- [Given information]
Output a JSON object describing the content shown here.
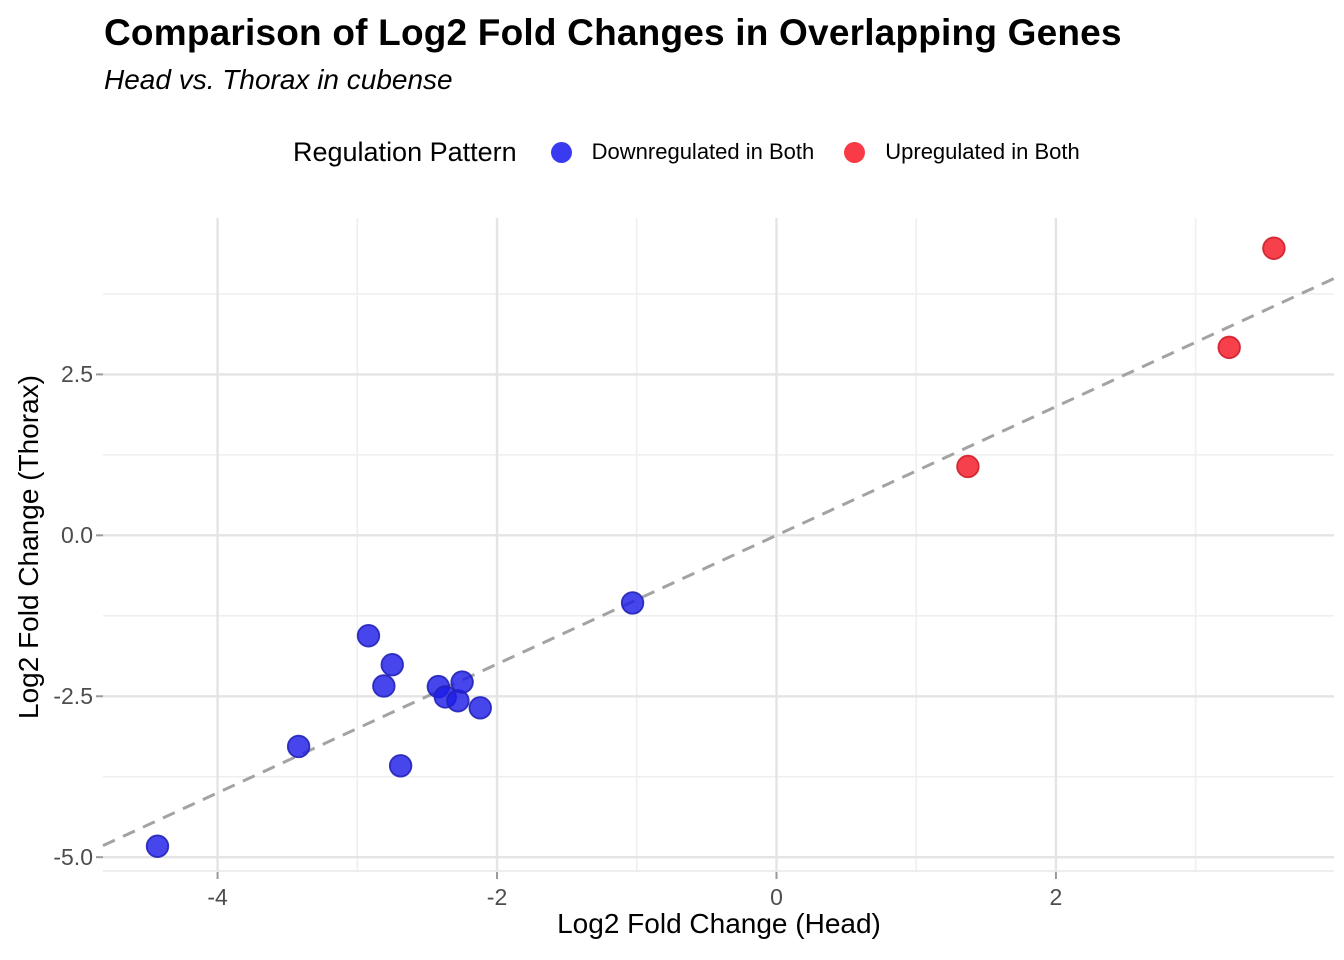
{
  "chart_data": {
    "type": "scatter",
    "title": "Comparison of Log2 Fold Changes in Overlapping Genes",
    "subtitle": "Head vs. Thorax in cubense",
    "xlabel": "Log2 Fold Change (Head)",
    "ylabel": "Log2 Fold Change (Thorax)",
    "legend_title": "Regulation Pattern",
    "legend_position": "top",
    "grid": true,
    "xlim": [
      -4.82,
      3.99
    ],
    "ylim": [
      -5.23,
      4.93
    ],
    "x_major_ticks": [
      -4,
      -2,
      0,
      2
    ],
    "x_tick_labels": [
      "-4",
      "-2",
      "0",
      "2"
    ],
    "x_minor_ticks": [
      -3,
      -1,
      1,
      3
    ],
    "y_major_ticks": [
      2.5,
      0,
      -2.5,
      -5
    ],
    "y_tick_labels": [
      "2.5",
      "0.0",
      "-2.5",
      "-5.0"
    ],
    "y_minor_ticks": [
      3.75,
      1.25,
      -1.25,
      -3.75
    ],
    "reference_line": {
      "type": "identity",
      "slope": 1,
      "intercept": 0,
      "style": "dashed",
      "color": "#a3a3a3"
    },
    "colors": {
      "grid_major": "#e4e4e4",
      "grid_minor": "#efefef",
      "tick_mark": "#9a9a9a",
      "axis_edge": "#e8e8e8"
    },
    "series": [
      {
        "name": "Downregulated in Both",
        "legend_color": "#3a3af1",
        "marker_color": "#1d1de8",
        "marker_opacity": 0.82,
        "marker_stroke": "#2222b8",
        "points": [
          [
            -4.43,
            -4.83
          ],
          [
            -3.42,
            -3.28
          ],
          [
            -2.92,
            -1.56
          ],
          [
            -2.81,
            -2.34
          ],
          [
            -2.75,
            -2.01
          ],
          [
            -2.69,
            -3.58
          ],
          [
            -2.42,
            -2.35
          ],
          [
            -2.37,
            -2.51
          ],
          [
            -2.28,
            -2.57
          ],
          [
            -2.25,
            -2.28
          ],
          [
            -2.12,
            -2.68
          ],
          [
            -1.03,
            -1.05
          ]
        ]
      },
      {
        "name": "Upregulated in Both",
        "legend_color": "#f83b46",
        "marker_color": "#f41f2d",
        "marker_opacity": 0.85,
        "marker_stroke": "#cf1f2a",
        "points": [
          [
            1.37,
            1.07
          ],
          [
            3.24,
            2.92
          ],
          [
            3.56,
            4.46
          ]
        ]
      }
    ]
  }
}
---
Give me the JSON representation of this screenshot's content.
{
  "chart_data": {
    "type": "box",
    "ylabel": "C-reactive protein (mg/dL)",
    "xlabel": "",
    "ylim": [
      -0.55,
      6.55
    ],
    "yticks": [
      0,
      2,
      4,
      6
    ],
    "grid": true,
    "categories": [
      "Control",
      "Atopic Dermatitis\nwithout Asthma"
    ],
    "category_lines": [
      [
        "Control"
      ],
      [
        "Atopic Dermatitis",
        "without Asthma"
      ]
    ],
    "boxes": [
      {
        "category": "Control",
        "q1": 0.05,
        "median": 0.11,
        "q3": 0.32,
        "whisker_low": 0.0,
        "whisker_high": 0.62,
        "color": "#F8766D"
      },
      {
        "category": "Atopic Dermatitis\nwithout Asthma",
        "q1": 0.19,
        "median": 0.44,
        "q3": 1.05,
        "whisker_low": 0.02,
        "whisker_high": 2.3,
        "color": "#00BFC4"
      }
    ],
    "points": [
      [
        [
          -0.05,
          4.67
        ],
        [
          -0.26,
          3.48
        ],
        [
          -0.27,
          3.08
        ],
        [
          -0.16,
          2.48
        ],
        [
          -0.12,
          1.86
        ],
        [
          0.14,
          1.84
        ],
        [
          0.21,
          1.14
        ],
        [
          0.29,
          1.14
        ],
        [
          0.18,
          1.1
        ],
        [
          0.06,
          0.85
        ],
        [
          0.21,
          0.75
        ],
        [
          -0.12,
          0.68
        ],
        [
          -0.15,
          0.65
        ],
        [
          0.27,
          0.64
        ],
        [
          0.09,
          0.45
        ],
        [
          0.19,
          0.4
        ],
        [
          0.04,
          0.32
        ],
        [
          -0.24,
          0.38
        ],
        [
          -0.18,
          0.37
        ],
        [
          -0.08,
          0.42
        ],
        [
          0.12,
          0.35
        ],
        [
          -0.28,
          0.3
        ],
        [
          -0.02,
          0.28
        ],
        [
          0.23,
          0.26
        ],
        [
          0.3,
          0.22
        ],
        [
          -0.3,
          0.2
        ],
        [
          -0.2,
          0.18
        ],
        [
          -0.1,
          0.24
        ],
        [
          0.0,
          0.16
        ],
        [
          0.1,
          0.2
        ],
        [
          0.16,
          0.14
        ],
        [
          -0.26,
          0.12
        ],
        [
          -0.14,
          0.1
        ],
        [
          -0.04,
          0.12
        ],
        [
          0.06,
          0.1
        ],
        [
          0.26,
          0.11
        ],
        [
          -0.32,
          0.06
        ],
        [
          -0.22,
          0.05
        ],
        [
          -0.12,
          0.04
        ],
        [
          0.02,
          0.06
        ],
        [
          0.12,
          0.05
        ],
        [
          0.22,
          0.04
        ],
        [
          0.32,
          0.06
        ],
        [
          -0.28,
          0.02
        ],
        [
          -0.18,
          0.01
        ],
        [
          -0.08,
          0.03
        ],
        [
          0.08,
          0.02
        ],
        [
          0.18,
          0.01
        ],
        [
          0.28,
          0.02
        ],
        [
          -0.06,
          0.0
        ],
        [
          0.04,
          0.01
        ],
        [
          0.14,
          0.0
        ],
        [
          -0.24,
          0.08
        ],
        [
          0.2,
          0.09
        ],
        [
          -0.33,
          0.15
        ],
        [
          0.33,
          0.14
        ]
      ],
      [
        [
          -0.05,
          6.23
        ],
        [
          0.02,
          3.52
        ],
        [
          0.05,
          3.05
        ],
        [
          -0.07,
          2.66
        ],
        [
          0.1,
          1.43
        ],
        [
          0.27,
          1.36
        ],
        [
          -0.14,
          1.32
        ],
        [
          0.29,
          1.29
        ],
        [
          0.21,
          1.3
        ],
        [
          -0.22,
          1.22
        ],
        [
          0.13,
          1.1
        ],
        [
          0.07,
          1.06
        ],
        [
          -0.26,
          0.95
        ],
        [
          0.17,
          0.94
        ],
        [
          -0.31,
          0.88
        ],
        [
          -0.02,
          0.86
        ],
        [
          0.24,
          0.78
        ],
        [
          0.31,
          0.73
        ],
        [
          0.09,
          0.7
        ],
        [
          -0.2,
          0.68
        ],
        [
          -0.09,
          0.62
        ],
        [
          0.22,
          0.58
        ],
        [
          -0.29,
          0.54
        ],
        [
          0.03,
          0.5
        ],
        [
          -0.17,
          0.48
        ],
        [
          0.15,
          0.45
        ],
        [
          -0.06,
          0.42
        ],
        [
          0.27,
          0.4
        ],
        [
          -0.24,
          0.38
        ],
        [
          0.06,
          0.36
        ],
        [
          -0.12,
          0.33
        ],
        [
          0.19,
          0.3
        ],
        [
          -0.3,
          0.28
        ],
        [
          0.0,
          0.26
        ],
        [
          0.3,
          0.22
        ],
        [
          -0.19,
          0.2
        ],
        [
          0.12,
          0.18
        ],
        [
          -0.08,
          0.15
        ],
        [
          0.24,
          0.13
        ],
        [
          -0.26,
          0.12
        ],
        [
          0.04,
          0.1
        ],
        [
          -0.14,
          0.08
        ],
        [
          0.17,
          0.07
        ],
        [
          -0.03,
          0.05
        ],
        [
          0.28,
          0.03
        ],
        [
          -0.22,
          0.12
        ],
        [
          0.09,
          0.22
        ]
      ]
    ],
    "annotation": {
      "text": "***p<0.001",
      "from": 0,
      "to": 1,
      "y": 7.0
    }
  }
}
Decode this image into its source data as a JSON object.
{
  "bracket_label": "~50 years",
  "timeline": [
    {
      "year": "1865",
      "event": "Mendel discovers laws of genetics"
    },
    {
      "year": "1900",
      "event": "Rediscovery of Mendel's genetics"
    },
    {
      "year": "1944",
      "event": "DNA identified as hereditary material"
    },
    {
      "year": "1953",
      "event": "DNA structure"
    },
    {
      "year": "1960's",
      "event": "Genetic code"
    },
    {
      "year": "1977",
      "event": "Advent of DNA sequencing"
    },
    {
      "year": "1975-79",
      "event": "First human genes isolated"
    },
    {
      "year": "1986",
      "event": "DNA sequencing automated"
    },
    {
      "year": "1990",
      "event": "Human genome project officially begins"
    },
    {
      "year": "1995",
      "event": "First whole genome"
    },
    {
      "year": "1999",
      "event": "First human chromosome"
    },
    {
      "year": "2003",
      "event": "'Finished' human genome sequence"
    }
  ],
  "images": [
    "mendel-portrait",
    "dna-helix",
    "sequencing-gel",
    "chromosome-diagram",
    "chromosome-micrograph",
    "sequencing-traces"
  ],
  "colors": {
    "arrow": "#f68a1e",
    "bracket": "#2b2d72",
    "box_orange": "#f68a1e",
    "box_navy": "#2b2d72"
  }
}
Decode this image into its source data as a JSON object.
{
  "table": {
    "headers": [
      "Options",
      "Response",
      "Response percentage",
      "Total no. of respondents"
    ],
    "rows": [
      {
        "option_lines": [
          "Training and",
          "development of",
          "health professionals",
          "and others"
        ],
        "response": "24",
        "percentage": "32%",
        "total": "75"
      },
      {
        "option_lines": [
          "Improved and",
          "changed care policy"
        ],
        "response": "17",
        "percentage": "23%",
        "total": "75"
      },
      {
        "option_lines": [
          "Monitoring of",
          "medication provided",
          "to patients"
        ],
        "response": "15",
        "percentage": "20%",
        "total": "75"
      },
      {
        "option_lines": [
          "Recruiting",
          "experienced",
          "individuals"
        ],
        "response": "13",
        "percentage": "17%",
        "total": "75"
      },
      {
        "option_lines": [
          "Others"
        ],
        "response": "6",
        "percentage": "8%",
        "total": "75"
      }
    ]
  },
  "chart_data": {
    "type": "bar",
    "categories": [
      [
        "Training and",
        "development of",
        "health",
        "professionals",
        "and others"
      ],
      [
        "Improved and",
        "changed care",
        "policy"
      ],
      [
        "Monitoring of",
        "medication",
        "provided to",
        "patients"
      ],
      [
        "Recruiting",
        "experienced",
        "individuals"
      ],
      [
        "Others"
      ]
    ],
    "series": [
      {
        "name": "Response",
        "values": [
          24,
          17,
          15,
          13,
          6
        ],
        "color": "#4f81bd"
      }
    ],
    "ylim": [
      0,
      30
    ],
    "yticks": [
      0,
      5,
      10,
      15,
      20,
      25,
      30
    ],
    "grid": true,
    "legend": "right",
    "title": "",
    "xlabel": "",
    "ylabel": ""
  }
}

- [Exercise description] If a line in the records holds the string "event", copy it.

- [Task result]
      "event": "Mendel discovers laws of genetics"
      "event": "Rediscovery of Mendel's genetics"
      "event": "DNA identified as hereditary material"
      "event": "DNA structure"
      "event": "Genetic code"
      "event": "Advent of DNA sequencing"
      "event": "First human genes isolated"
      "event": "DNA sequencing automated"
      "event": "Human genome project officially begins"
      "event": "First whole genome"
      "event": "First human chromosome"
      "event": "'Finished' human genome sequence"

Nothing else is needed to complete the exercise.